WHAT NEEDS TO BE DONE -
All of the entries should be written out again exactly.
[Start of Attachment]
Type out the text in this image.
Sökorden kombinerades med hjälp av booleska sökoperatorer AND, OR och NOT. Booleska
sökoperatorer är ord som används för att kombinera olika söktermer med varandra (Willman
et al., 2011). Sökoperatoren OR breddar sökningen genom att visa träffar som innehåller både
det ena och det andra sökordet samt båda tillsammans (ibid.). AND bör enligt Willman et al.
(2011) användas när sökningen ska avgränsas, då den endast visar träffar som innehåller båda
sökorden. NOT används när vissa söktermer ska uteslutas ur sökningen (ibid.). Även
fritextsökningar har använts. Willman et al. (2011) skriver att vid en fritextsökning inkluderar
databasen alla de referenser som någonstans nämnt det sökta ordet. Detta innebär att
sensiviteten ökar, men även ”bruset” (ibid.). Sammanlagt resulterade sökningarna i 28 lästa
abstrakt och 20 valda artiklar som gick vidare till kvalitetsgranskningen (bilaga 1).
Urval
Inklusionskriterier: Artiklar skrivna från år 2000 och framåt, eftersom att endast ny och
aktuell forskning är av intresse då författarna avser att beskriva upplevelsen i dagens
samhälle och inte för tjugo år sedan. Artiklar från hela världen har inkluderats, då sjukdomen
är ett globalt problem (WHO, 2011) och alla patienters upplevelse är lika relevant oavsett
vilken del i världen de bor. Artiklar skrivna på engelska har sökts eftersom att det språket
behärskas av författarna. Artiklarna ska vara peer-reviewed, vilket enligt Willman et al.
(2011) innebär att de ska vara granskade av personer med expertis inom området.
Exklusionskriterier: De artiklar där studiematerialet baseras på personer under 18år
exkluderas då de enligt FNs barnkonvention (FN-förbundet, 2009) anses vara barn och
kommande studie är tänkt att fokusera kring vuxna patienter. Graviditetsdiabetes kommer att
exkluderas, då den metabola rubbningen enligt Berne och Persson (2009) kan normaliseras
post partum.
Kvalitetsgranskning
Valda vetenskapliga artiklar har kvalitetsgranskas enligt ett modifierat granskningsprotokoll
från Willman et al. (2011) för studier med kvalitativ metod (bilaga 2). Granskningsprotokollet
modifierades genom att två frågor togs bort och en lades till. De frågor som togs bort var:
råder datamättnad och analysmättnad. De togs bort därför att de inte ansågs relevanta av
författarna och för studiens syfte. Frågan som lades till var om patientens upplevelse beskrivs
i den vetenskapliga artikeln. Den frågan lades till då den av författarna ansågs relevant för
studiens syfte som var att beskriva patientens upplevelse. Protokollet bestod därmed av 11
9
[End of Attachment]
THE ANSWER -
Type out the text in this image.
Sökorden kombinerades med hjälp av booleska sökoperatorer AND, OR och NOT. Booleska
sökoperatorer är ord som används för att kombinera olika söktermer med varandra (Willman
et al., 2011). Sökoperatoren OR breddar sökningen genom att visa träffar som innehåller både
det ena och det andra sökordet samt båda tillsammans (ibid.). AND bör enligt Willman et al.
(2011) användas när sökningen ska avgränsas, då den endast visar träffar som innehåller båda
sökorden. NOT används när vissa söktermer ska uteslutas ur sökningen (ibid.). Även
fritextsökningar har använts. Willman et al. (2011) skriver att vid en fritextsökning inkluderar
databasen alla de referenser som någonstans nämnt det sökta ordet. Detta innebär att
sensiviteten ökar, men även ”bruset” (ibid.). Sammanlagt resulterade sökningarna i 28 lästa
abstrakt och 20 valda artiklar som gick vidare till kvalitetsgranskningen (bilaga 1).
Urval
Inklusionskriterier: Artiklar skrivna från år 2000 och framåt, eftersom att endast ny och
aktuell forskning är av intresse då författarna avser att beskriva upplevelsen i dagens
samhälle och inte för tjugo år sedan. Artiklar från hela världen har inkluderats, då sjukdomen
är ett globalt problem (WHO, 2011) och alla patienters upplevelse är lika relevant oavsett
vilken del i världen de bor. Artiklar skrivna på engelska har sökts eftersom att det språket
behärskas av författarna. Artiklarna ska vara peer-reviewed, vilket enligt Willman et al.
(2011) innebär att de ska vara granskade av personer med expertis inom området.
Exklusionskriterier: De artiklar där studiematerialet baseras på personer under 18år
exkluderas då de enligt FNs barnkonvention (FN-förbundet, 2009) anses vara barn och
kommande studie är tänkt att fokusera kring vuxna patienter. Graviditetsdiabetes kommer att
exkluderas, då den metabola rubbningen enligt Berne och Persson (2009) kan normaliseras
post partum.
Kvalitetsgranskning
Valda vetenskapliga artiklar har kvalitetsgranskas enligt ett modifierat granskningsprotokoll
från Willman et al. (2011) för studier med kvalitativ metod (bilaga 2). Granskningsprotokollet
modifierades genom att två frågor togs bort och en lades till. De frågor som togs bort var:
råder datamättnad och analysmättnad. De togs bort därför att de inte ansågs relevanta av
författarna och för studiens syfte. Frågan som lades till var om patientens upplevelse beskrivs
i den vetenskapliga artikeln. Den frågan lades till då den av författarna ansågs relevant för
studiens syfte som var att beskriva patientens upplevelse. Protokollet bestod därmed av 11
9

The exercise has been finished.